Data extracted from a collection
::::::

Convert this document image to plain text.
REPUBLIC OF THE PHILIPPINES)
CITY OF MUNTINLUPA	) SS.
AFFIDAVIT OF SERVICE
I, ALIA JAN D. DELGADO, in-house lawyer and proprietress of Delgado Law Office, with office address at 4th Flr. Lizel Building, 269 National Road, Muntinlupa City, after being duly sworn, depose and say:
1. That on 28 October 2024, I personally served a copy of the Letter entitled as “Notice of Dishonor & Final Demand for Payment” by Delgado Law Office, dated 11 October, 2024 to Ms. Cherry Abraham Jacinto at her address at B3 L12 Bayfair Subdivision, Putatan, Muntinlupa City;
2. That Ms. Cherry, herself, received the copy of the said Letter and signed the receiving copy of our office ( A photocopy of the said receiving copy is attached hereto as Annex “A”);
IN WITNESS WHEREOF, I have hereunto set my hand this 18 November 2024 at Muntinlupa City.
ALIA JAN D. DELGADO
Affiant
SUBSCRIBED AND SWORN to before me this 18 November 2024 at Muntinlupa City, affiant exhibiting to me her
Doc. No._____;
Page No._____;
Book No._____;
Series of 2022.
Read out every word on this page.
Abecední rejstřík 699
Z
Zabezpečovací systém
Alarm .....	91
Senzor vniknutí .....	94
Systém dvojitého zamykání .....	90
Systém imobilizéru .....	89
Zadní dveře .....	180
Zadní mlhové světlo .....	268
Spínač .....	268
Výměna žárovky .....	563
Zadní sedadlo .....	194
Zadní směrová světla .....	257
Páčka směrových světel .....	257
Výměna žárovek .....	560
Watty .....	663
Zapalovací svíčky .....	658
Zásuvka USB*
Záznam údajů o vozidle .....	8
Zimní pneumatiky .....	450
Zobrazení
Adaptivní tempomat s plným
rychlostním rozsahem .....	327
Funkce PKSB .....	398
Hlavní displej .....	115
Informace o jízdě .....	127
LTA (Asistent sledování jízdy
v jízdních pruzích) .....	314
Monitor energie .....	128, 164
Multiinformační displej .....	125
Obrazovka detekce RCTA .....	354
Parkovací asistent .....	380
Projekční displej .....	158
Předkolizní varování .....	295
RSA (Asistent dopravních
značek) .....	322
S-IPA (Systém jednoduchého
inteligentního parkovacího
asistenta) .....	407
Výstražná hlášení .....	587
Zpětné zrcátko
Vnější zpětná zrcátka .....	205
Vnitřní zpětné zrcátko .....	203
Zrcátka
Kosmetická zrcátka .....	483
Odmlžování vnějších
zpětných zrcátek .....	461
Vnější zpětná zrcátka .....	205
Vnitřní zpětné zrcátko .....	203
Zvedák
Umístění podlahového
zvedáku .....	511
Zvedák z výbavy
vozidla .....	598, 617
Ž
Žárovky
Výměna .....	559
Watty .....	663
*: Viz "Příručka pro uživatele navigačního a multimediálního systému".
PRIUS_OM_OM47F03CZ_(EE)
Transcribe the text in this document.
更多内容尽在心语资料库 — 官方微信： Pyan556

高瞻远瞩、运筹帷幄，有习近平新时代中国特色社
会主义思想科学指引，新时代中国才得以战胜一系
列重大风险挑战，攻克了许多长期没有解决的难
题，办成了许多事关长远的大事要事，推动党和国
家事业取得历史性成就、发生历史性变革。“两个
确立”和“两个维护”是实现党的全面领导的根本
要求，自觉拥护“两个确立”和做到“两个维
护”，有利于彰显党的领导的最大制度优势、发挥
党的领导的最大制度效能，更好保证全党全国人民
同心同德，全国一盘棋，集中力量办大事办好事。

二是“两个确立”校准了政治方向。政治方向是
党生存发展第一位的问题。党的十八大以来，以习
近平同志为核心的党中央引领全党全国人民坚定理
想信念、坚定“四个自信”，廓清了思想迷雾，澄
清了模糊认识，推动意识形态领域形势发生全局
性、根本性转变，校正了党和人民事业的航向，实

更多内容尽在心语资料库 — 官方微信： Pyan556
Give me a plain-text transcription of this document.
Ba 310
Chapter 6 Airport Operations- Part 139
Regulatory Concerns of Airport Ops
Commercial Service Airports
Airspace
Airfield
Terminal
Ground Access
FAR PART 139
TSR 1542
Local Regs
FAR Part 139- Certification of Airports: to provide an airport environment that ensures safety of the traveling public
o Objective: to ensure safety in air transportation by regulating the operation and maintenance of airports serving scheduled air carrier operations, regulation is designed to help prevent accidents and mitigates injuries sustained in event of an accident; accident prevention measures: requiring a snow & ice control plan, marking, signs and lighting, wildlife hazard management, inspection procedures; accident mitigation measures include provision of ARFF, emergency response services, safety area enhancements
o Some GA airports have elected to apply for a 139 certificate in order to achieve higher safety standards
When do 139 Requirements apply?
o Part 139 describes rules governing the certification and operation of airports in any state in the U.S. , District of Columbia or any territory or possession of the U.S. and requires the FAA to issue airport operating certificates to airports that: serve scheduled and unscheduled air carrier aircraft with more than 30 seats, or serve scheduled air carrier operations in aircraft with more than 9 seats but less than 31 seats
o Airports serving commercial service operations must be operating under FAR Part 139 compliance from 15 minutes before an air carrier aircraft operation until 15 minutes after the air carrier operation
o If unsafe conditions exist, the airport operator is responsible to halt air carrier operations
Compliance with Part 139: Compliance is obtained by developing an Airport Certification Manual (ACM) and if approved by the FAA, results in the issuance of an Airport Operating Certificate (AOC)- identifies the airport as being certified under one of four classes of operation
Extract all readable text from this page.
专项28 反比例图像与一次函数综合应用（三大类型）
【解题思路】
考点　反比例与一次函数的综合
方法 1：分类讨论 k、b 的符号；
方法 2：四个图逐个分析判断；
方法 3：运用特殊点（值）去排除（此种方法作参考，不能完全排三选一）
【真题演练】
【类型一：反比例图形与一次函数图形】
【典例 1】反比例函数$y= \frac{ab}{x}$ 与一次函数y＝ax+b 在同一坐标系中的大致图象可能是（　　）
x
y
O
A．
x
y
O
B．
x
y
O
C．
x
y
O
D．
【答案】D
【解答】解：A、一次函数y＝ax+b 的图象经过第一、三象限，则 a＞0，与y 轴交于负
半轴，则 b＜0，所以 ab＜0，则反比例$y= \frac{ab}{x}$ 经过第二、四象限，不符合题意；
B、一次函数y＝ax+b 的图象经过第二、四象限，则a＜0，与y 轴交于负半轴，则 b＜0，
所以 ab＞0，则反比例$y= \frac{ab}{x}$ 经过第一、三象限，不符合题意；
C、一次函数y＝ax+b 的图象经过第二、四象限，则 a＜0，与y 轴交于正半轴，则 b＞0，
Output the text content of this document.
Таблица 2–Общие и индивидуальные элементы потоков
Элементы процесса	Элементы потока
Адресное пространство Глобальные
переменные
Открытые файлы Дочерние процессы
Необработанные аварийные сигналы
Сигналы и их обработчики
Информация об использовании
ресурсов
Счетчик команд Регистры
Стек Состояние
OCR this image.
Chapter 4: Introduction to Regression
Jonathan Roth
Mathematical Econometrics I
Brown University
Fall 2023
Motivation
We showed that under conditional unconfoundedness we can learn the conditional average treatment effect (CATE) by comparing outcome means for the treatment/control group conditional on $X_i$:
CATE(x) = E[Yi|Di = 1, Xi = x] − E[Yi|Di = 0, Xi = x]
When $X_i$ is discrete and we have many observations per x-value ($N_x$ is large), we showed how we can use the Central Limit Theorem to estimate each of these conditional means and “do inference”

::::::

For the material, find the number of lines holding the word "Výměna" and give that figure and nothing more.

3